- **URAIAN LATIHAN**:
Menurut artikel tentang "komunikasi obrolan kosong", kapan konten Instagram @awamprakoso itu diunggah?

Briant Nor Pradhuka
Dosen Ilmu Komunikasi UNUD
Berangkat
dari salah satu konten Instagram @awamprakoso yang diunggah pada 8 Januari
2025, menyampaikan betapa pentingnya sebuah hubungan kedekatan emosional antara
orang tua dengan anaknya, yang dibangun melalui “komunikasi obrolan kosong”,
ini mendapatkan banyak umpan balik dari masyarakat digital Instagram. Sejauh
ini pada Kamis 23 Januari 2025, pukul 07.00 WITA, masyarakat digital Instagram merespon
dengan 67,7K menyukai konten, 20,4K akun membagikan konten, dan 581 memberikan
respon komentar. Dari pendapat masyarakat digital melalui komentar, mayoritas
setuju, memberi dukungan, dan menceritakan pengalaman mereka saat menjadi anak
serta peran mereka ketika menjadi orang tua bahwa “komunikasi obrolan kosong”
ini sangat berdampak dan memberikan kedekatan emosional hubungan antara orang
tua dengan anak.

- **DAFTAR TERSIMPAN**:
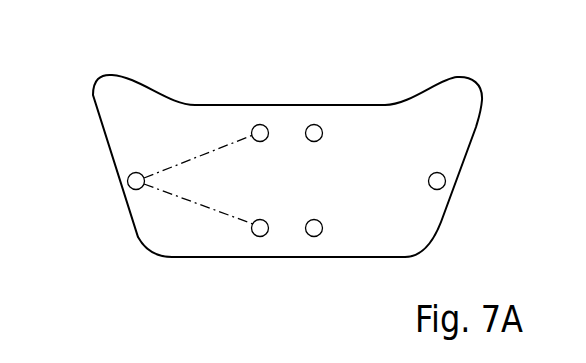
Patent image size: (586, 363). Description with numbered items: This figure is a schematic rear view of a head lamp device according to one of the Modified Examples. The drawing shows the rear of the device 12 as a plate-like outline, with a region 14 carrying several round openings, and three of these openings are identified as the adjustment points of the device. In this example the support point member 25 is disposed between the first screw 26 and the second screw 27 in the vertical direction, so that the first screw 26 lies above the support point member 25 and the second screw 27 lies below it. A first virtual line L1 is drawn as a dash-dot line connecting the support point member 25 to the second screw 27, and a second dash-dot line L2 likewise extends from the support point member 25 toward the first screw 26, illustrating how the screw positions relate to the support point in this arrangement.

The plate member 12 is at (460, 77).
The mounting holes 14 is at (380, 125).
The support point member 25 is at (128, 181).
The first screw 26 is at (259, 125).
The second screw 27 is at (262, 236).
The first virtual line L1 is at (190, 207).
The upper reference line L2 is at (199, 153).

- **JAWABAN TERTULIS**:
Konten itu diunggah pada 8 Januari 2025.